SOURCE PASSAGE:
+ + + + +

Alfred Cecil Rowlandson (15 June 1865 – 15 June 1922) was an Australian publisher and bookseller.


Early life

Alfred Cecil Rowlandson was born on 15 June 1865 at Daylesford, Victoria, the second surviving son of Arthur Hodgson Rowlandson, an Indian-born gold-miner, and his wife Susan Sophia (née Black), born in Brechin, Scotland. Alfred C. Rowlandson was educated at the Northcote State School and then, after the family moved to Queensland, at the Superior Normal School, Brisbane. In 1877 he began working as a shop boy.  In 1878 the Rowlandson family moved to Sydney, where Alfred was employed as an office boy in the office of Henry Waddington, of Macquarie-place.

Career
In 1883, at 17, Rowlandson joined the staff of the New South Wales Bookstall Company, and was employed as a tram ticket seller at the office at the corner of King Street and Elizabeth Streets. He was promoted to cashier and then manager. When the proprietor Henry Lloyd died in 1897, Rowlandson bought the business from the widow and conceived the idea of selling Australian books at one shilling each, creating the Bookstall series. In spite of his belief that there was a market for cheap Australian books the prospects were not encouraging. Australians generally had not much faith in the value of the work of their novelists, and it seemed unlikely that books could be sold in large editions in a country with a population still under four million when Rowlandson began publishing at the turn of the century.

+ + + + +

GIVEN INFORMATION:
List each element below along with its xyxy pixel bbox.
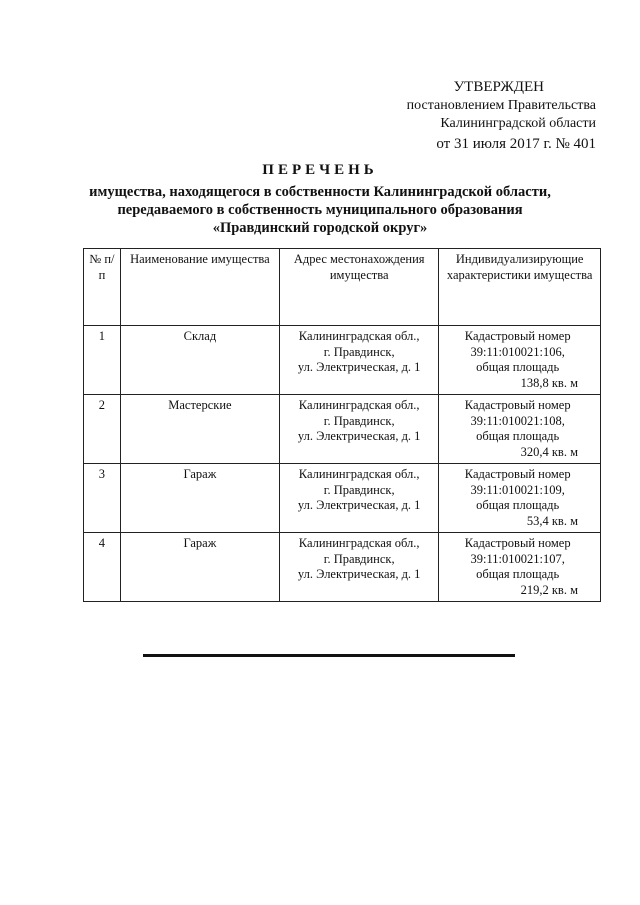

+ + + + +

GIVEN REQUEST: Extend the biography of Alfred Cecil Rowlandson above, picking up right after its final sentence.

OUTPUT BELOW:
Rowlandson and Alma Jenkins were married in 1898 in Sydney.

In late 1904 the N.S.W. Bookstall Co. published Steele Rudd's Sandy’s Selection, for which Rowlandson paid £500 for the publication rights, at that time the largest sum paid in advance for an Australian book.  The unprecedented fee paid to Rudd meant that about twenty thousand copies needed to be sold before a profit could be made.  Rowlandson also spent comparatively large sums in readers' fees, and among the many distinguished artists employed as illustrators were Norman Lindsay, Lionel Lindsay, Percy Lindsay, Ruby Lindsay, David Low, Percy Spence and Will Dyson. He published works by A. H. Adams, J. A. Barry, Louis Becke, Randolph Bedford, E. J. Brady, George Cockerill, Edward Dyson,  Beatrice Grimshaw, Sumner Locke, Vance Palmer, Ambrose Pratt, T. E. Spencer and A. G. Stephens among others. Postcards included paintings by Neville Cayley.  Rowlandson himself may have been the author (as 'Paul Cupid') of a 1909 novel The Rival Physicians.

As a result of increased costs during World War I the copy price of the books was increased to one shilling and threepence, but it was lowered to one shilling again as soon as possible.

Late life and legacy

Rowlandson, who had to work extremely hard to keep control of a business worked on a small margin of profit.  By 1922 it was reported that "for some time" Rowlandson's "health had been unsatisfactory".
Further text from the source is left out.